• _Written task_
Using the records below, report how many lines hold "дополнения", with no extra text.

-- START --

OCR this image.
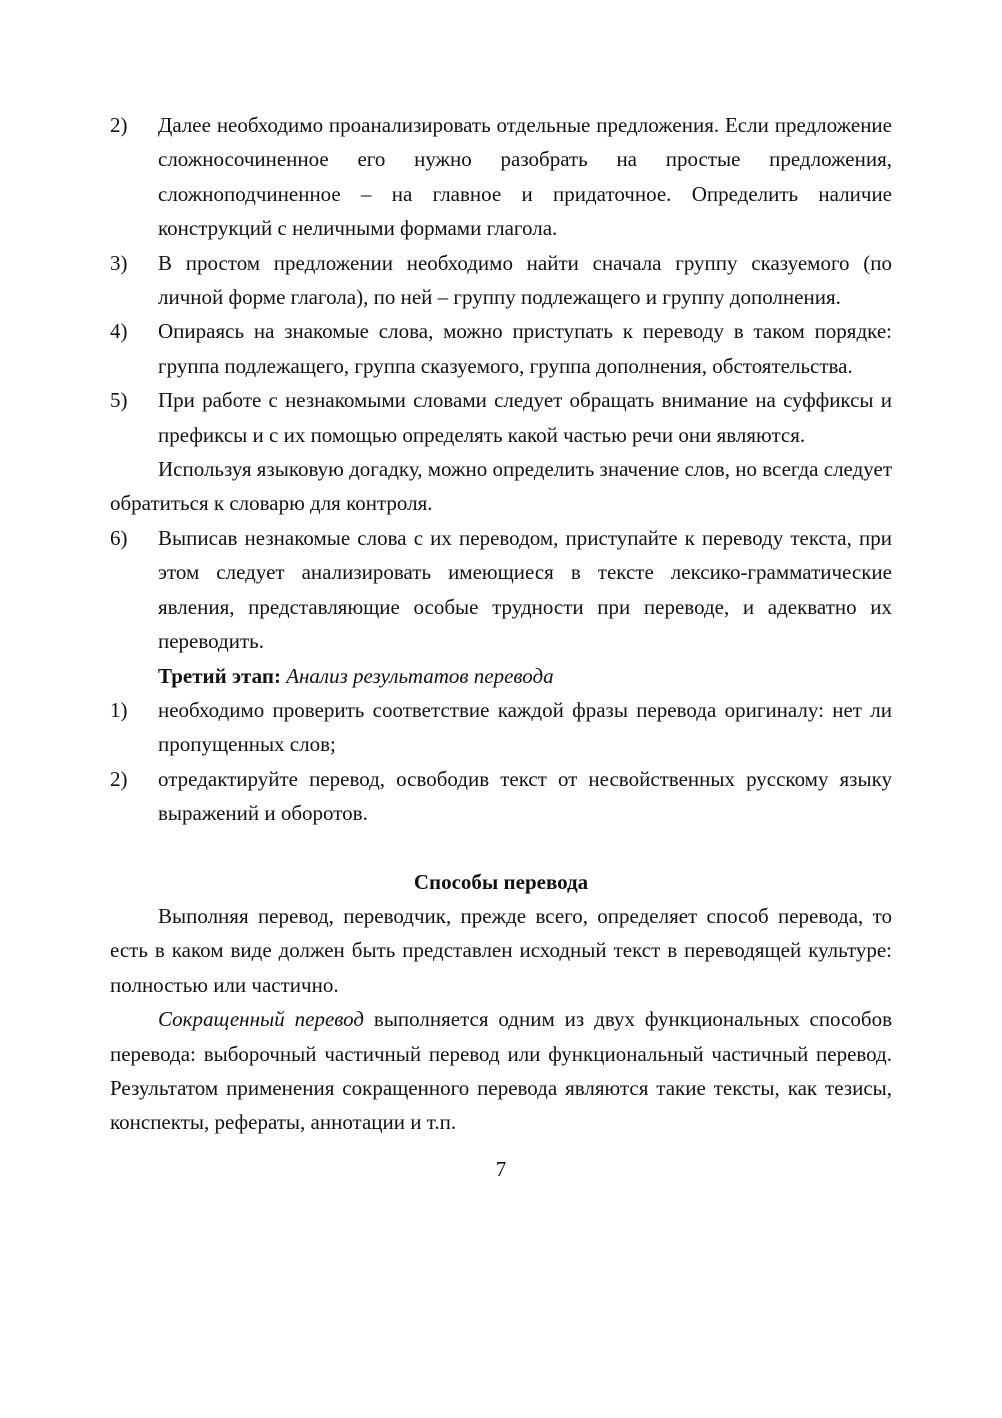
2) Далее необходимо проанализировать отдельные предложения. Если предложение сложносочиненное его нужно разобрать на простые предложения, сложноподчиненное – на главное и придаточное. Определить наличие конструкций с неличными формами глагола.
3) В простом предложении необходимо найти сначала группу сказуемого (по личной форме глагола), по ней – группу подлежащего и группу дополнения.
4) Опираясь на знакомые слова, можно приступать к переводу в таком порядке: группа подлежащего, группа сказуемого, группа дополнения, обстоятельства.
5) При работе с незнакомыми словами следует обращать внимание на суффиксы и префиксы и с их помощью определять какой частью речи они являются.
Используя языковую догадку, можно определить значение слов, но всегда следует обратиться к словарю для контроля.
6) Выписав незнакомые слова с их переводом, приступайте к переводу текста, при этом следует анализировать имеющиеся в тексте лексико-грамматические явления, представляющие особые трудности при переводе, и адекватно их переводить.
Третий этап: Анализ результатов перевода
1) необходимо проверить соответствие каждой фразы перевода оригиналу: нет ли пропущенных слов;
2) отредактируйте перевод, освободив текст от несвойственных русскому языку выражений и оборотов.
Способы перевода
Выполняя перевод, переводчик, прежде всего, определяет способ перевода, то есть в каком виде должен быть представлен исходный текст в переводящей культуре: полностью или частично.
Сокращенный перевод выполняется одним из двух функциональных способов перевода: выборочный частичный перевод или функциональный частичный перевод. Результатом применения сокращенного перевода являются такие тексты, как тезисы, конспекты, рефераты, аннотации и т.п.
7
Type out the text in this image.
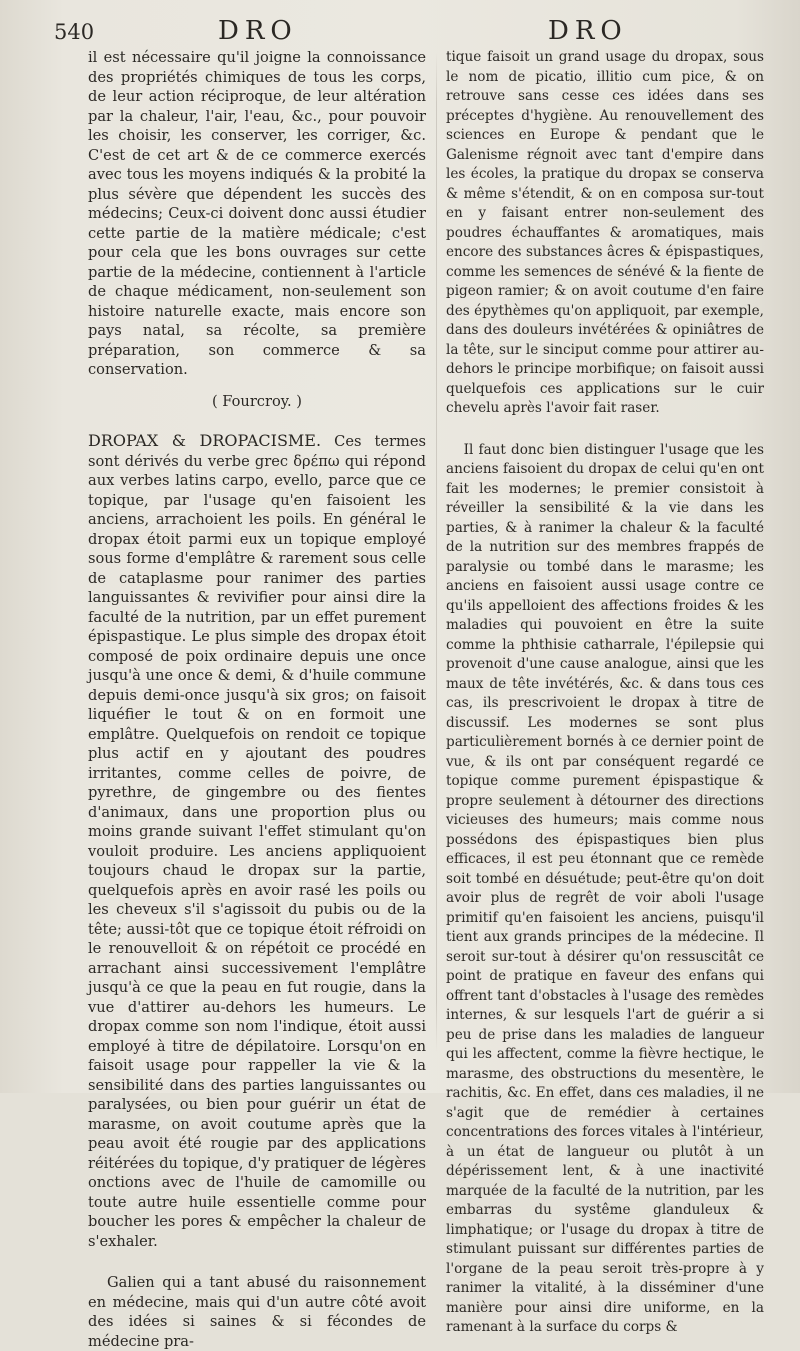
540	DRO	DRO

il est nécessaire qu'il joigne la connoissance des propriétés chimiques de tous les corps, de leur action réciproque, de leur altération par la chaleur, l'air, l'eau, &c., pour pouvoir les choisir, les conserver, les corriger, &c. C'est de cet art & de ce commerce exercés avec tous les moyens indiqués & la probité la plus sévère que dépendent les succès des médecins; Ceux-ci doivent donc aussi étudier cette partie de la matière médicale; c'est pour cela que les bons ouvrages sur cette partie de la médecine, contiennent à l'article de chaque médicament, non-seulement son histoire naturelle exacte, mais encore son pays natal, sa récolte, sa première préparation, son commerce & sa conservation.

( Fourcroy. )

DROPAX & DROPACISME. Ces termes sont dérivés du verbe grec δρέπω qui répond aux verbes latins carpo, evello, parce que ce topique, par l'usage qu'en faisoient les anciens, arrachoient les poils. En général le dropax étoit parmi eux un topique employé sous forme d'emplâtre & rarement sous celle de cataplasme pour ranimer des parties languissantes & revivifier pour ainsi dire la faculté de la nutrition, par un effet purement épispastique. Le plus simple des dropax étoit composé de poix ordinaire depuis une once jusqu'à une once & demi, & d'huile commune depuis demi-once jusqu'à six gros; on faisoit liquéfier le tout & on en formoit une emplâtre. Quelquefois on rendoit ce topique plus actif en y ajoutant des poudres irritantes, comme celles de poivre, de pyrethre, de gingembre ou des fientes d'animaux, dans une proportion plus ou moins grande suivant l'effet stimulant qu'on vouloit produire. Les anciens appliquoient toujours chaud le dropax sur la partie, quelquefois après en avoir rasé les poils ou les cheveux s'il s'agissoit du pubis ou de la tête; aussi-tôt que ce topique étoit réfroidi on le renouvelloit & on répétoit ce procédé en arrachant ainsi successivement l'emplâtre jusqu'à ce que la peau en fut rougie, dans la vue d'attirer au-dehors les humeurs. Le dropax comme son nom l'indique, étoit aussi employé à titre de dépilatoire. Lorsqu'on en faisoit usage pour rappeller la vie & la sensibilité dans des parties languissantes ou paralysées, ou bien pour guérir un état de marasme, on avoit coutume après que la peau avoit été rougie par des applications réitérées du topique, d'y pratiquer de légères onctions avec de l'huile de camomille ou toute autre huile essentielle comme pour boucher les pores & empêcher la chaleur de s'exhaler.

Galien qui a tant abusé du raisonnement en médecine, mais qui d'un autre côté avoit des idées si saines & si fécondes de médecine pra-

tique faisoit un grand usage du dropax, sous le nom de picatio, illitio cum pice, & on retrouve sans cesse ces idées dans ses préceptes d'hygiène. Au renouvellement des sciences en Europe & pendant que le Galenisme régnoit avec tant d'empire dans les écoles, la pratique du dropax se conserva & même s'étendit, & on en composa sur-tout en y faisant entrer non-seulement des poudres échauffantes & aromatiques, mais encore des substances âcres & épispastiques, comme les semences de sénévé & la fiente de pigeon ramier; & on avoit coutume d'en faire des épythèmes qu'on appliquoit, par exemple, dans des douleurs invétérées & opiniâtres de la tête, sur le sinciput comme pour attirer au-dehors le principe morbifique; on faisoit aussi quelquefois ces applications sur le cuir chevelu après l'avoir fait raser.

Il faut donc bien distinguer l'usage que les anciens faisoient du dropax de celui qu'en ont fait les modernes; le premier consistoit à réveiller la sensibilité & la vie dans les parties, & à ranimer la chaleur & la faculté de la nutrition sur des membres frappés de paralysie ou tombé dans le marasme; les anciens en faisoient aussi usage contre ce qu'ils appelloient des affections froides & les maladies qui pouvoient en être la suite comme la phthisie catharrale, l'épilepsie qui provenoit d'une cause analogue, ainsi que les maux de tête invétérés, &c. & dans tous ces cas, ils prescrivoient le dropax à titre de discussif. Les modernes se sont plus particulièrement bornés à ce dernier point de vue, & ils ont par conséquent regardé ce topique comme purement épispastique & propre seulement à détourner des directions vicieuses des humeurs; mais comme nous possédons des épispastiques bien plus efficaces, il est peu étonnant que ce remède soit tombé en désuétude; peut-être qu'on doit avoir plus de regrêt de voir aboli l'usage primitif qu'en faisoient les anciens, puisqu'il tient aux grands principes de la médecine. Il seroit sur-tout à désirer qu'on ressuscitât ce point de pratique en faveur des enfans qui offrent tant d'obstacles à l'usage des remèdes internes, & sur lesquels l'art de guérir a si peu de prise dans les maladies de langueur qui les affectent, comme la fièvre hectique, le marasme, des obstructions du mesentère, le rachitis, &c. En effet, dans ces maladies, il ne s'agit que de remédier à certaines concentrations des forces vitales à l'intérieur, à un état de langueur ou plutôt à un dépérissement lent, & à une inactivité marquée de la faculté de la nutrition, par les embarras du systême glanduleux & limphatique; or l'usage du dropax à titre de stimulant puissant sur différentes parties de l'organe de la peau seroit très-propre à y ranimer la vitalité, à la disséminer d'une manière pour ainsi dire uniforme, en la ramenant à la surface du corps &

-- END --

• _Full answer_
2